● **Excerpted records**:
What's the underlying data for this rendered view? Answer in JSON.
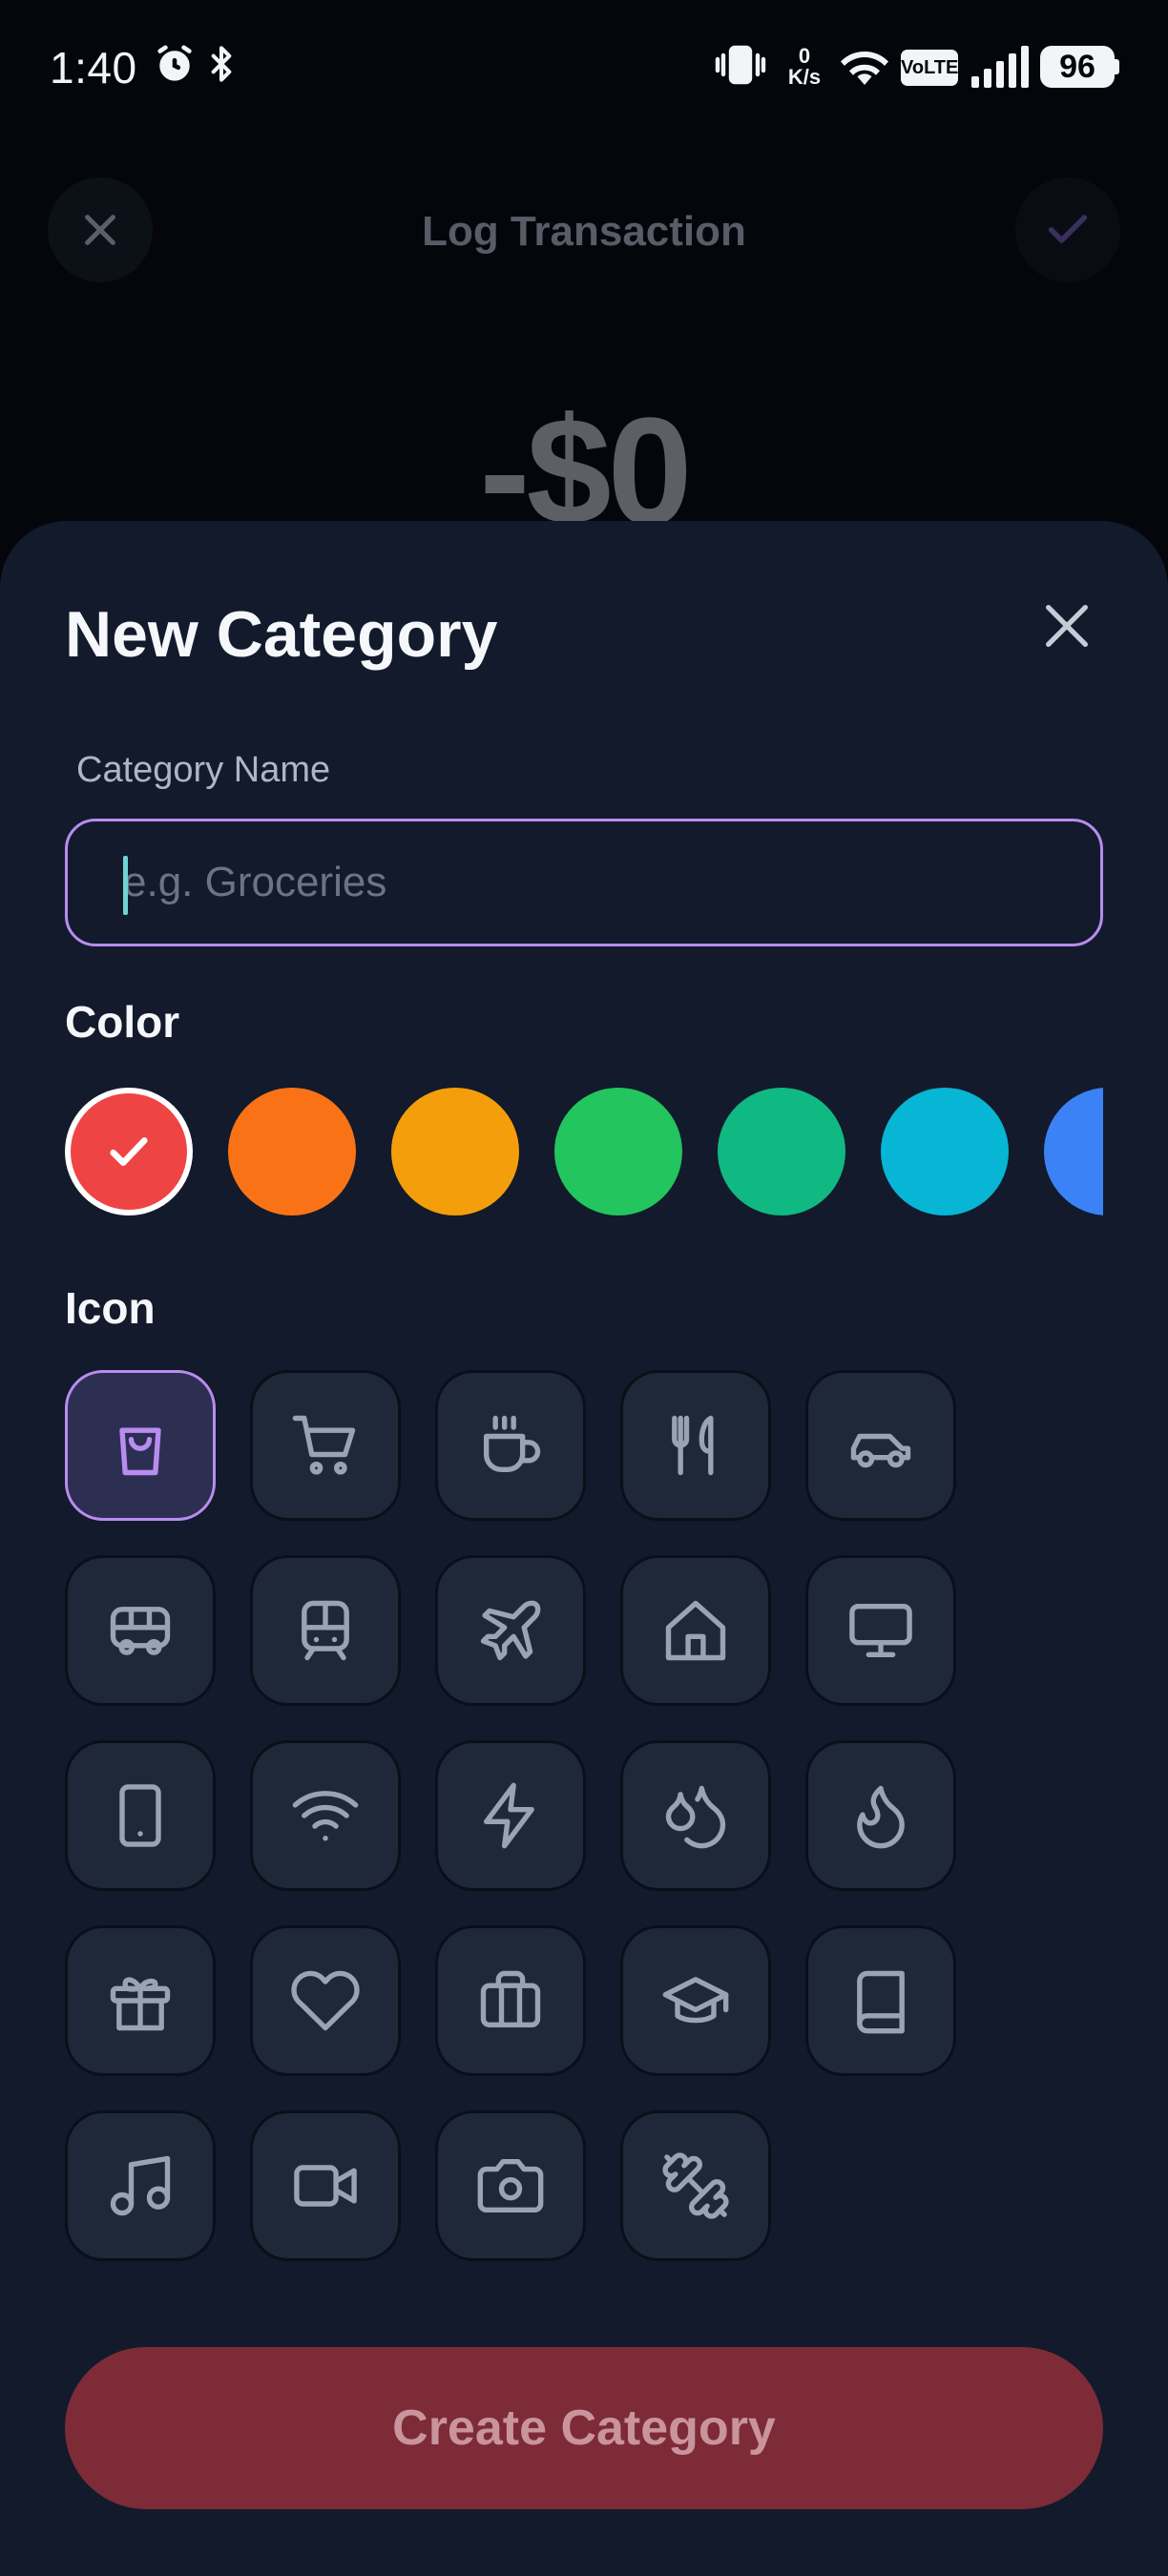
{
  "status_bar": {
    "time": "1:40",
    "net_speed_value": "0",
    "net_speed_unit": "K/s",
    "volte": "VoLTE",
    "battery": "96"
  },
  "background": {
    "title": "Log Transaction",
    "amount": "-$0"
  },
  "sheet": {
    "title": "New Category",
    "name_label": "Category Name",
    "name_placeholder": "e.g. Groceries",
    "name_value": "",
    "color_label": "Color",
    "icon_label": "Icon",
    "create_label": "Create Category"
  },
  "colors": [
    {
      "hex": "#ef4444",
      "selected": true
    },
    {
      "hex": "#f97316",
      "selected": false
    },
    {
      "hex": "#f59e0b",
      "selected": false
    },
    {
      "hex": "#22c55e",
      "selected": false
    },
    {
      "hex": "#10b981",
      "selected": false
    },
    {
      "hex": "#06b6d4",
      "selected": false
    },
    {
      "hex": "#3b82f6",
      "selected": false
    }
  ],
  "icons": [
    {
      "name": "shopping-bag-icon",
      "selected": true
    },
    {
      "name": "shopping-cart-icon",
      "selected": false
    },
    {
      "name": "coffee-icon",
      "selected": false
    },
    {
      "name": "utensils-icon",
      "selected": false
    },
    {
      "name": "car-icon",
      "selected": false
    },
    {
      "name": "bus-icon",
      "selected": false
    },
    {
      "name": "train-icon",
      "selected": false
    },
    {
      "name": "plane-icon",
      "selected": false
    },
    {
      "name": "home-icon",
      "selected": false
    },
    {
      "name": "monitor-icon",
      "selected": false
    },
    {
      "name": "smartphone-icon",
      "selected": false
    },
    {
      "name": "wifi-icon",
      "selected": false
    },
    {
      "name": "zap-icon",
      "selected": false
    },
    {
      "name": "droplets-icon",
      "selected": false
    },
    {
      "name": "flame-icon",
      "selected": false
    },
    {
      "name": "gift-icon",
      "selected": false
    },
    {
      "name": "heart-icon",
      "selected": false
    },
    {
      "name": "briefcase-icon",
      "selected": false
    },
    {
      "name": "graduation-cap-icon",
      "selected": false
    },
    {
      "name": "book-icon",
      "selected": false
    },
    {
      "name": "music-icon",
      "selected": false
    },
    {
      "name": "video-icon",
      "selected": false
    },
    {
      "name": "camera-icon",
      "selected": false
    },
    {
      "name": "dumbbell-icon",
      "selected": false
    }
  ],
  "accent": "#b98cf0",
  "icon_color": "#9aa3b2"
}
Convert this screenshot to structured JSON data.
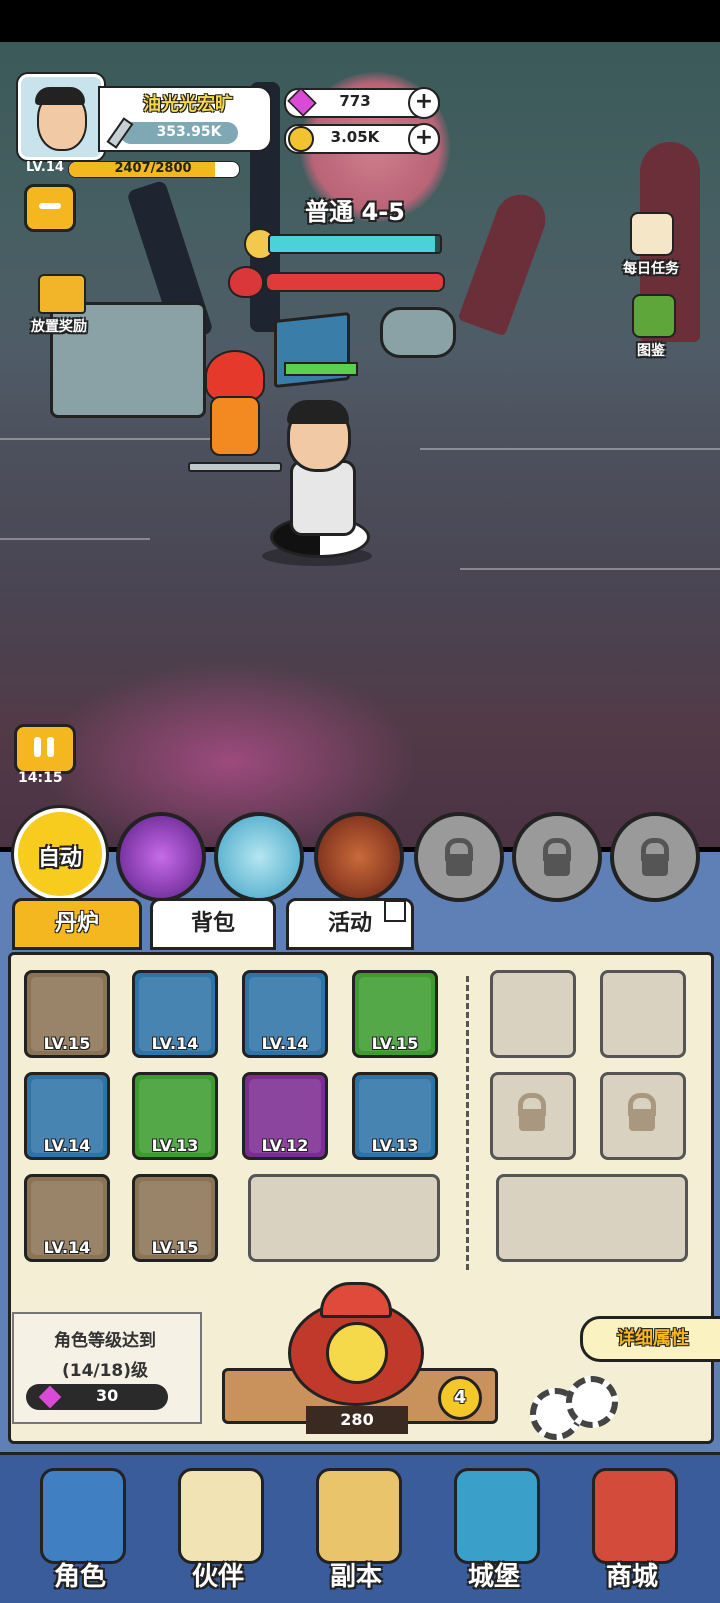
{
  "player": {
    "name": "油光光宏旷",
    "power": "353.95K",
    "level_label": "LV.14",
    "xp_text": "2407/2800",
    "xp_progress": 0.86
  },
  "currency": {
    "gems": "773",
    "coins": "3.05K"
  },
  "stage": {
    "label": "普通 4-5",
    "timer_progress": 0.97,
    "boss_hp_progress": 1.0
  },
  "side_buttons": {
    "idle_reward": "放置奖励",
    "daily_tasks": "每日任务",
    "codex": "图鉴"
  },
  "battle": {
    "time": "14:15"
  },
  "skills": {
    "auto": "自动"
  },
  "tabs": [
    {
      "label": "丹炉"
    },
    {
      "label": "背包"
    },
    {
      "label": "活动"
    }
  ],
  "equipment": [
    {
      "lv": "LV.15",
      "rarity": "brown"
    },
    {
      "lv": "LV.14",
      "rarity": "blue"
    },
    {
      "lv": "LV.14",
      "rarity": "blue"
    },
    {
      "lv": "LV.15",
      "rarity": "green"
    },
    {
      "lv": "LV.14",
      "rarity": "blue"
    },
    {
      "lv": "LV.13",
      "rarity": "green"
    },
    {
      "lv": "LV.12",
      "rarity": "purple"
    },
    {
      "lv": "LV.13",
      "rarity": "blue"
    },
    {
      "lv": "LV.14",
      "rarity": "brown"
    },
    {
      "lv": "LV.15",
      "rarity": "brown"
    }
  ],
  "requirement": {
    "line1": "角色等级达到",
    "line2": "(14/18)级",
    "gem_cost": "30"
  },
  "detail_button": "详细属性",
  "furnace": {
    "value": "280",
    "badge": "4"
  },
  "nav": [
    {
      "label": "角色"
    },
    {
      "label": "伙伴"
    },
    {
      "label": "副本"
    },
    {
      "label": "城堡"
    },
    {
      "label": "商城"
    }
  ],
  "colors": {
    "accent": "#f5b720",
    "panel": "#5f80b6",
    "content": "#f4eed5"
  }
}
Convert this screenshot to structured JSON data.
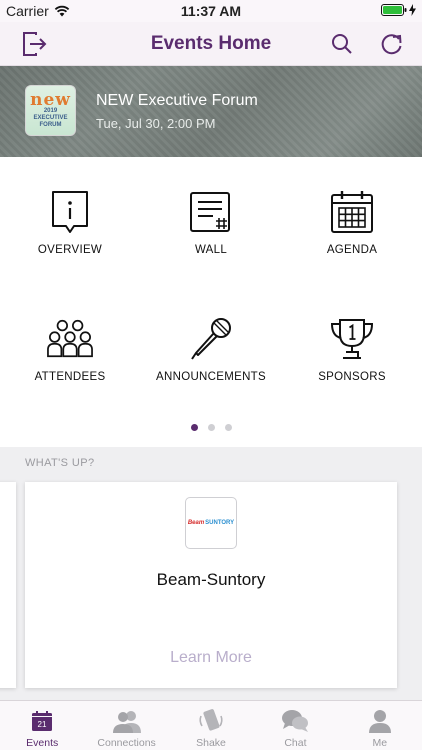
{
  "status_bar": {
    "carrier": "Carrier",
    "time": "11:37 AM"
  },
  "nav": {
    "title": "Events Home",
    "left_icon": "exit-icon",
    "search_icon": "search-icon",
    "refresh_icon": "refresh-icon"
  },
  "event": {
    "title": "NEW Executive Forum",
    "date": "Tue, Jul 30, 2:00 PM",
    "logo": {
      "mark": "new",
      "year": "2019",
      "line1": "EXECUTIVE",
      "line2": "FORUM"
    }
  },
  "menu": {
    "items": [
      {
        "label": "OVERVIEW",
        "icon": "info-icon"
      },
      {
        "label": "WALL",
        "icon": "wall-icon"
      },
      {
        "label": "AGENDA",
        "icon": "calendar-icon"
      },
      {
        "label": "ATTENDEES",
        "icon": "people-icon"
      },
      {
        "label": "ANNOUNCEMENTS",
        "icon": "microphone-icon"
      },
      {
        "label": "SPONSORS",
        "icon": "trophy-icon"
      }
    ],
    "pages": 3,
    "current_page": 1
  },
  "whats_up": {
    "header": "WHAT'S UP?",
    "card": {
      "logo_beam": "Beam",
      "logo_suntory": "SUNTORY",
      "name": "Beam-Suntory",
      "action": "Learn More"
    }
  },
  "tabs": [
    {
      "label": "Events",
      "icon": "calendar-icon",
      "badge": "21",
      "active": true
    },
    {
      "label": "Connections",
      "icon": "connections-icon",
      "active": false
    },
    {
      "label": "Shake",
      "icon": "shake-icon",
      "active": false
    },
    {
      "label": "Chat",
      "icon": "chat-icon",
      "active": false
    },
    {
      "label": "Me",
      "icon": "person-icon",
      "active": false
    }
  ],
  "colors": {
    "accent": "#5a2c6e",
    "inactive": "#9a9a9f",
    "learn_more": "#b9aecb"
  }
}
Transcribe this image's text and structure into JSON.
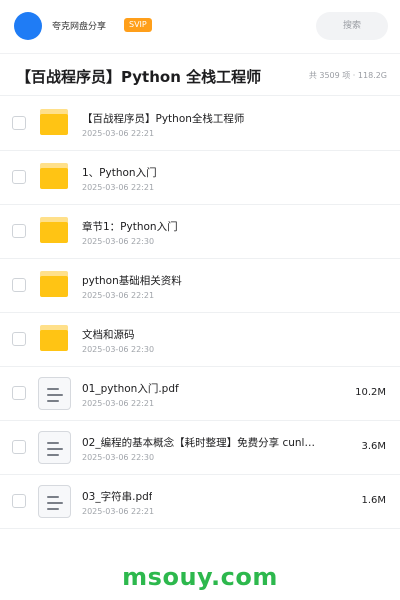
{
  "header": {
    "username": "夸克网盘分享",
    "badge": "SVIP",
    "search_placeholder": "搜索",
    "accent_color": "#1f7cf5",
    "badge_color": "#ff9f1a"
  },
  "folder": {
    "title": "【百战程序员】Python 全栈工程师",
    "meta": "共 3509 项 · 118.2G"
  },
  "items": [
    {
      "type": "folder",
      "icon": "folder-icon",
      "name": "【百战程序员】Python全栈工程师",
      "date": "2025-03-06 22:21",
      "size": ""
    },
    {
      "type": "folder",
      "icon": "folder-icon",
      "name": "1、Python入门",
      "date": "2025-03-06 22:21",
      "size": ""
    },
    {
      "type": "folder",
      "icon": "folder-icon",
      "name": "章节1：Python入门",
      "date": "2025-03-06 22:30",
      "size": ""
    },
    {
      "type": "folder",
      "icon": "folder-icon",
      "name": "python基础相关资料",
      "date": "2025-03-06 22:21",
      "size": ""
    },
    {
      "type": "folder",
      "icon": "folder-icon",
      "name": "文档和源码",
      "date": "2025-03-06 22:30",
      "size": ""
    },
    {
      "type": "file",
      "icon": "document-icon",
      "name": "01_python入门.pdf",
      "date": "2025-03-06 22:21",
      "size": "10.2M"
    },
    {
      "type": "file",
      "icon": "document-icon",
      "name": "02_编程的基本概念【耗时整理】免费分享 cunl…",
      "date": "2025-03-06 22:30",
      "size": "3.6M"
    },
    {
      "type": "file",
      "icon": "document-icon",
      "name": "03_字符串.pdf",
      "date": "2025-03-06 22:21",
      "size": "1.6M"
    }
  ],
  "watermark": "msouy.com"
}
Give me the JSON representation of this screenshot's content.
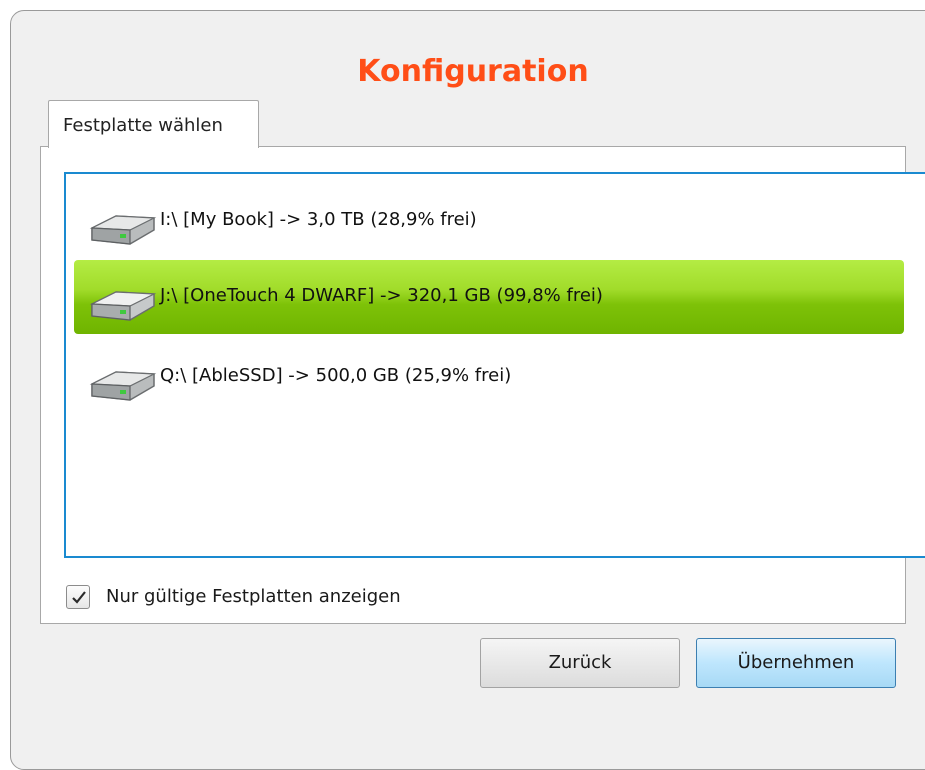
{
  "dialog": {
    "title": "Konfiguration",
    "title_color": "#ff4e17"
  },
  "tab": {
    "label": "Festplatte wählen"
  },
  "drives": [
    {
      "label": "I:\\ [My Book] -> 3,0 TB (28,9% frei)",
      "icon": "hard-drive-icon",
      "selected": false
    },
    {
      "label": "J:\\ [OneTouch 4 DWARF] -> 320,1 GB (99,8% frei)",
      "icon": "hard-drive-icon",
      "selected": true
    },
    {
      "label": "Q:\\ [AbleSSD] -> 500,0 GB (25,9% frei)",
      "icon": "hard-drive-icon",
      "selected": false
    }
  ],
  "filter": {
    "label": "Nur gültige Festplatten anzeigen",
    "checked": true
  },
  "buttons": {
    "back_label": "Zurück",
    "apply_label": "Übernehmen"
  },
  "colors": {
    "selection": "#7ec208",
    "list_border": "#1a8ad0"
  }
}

● **Task instructions**: Write out, exactly, each line from the one containing "Give me the" down to the final line of the data above. Both of those lines count, and the pictures are left out.

● **Exercise output**:
Give me the JSON representation of this screenshot's content.
{
  "dialog": {
    "title": "Konfiguration",
    "title_color": "#ff4e17"
  },
  "tab": {
    "label": "Festplatte wählen"
  },
  "drives": [
    {
      "label": "I:\\ [My Book] -> 3,0 TB (28,9% frei)",
      "icon": "hard-drive-icon",
      "selected": false
    },
    {
      "label": "J:\\ [OneTouch 4 DWARF] -> 320,1 GB (99,8% frei)",
      "icon": "hard-drive-icon",
      "selected": true
    },
    {
      "label": "Q:\\ [AbleSSD] -> 500,0 GB (25,9% frei)",
      "icon": "hard-drive-icon",
      "selected": false
    }
  ],
  "filter": {
    "label": "Nur gültige Festplatten anzeigen",
    "checked": true
  },
  "buttons": {
    "back_label": "Zurück",
    "apply_label": "Übernehmen"
  },
  "colors": {
    "selection": "#7ec208",
    "list_border": "#1a8ad0"
  }
}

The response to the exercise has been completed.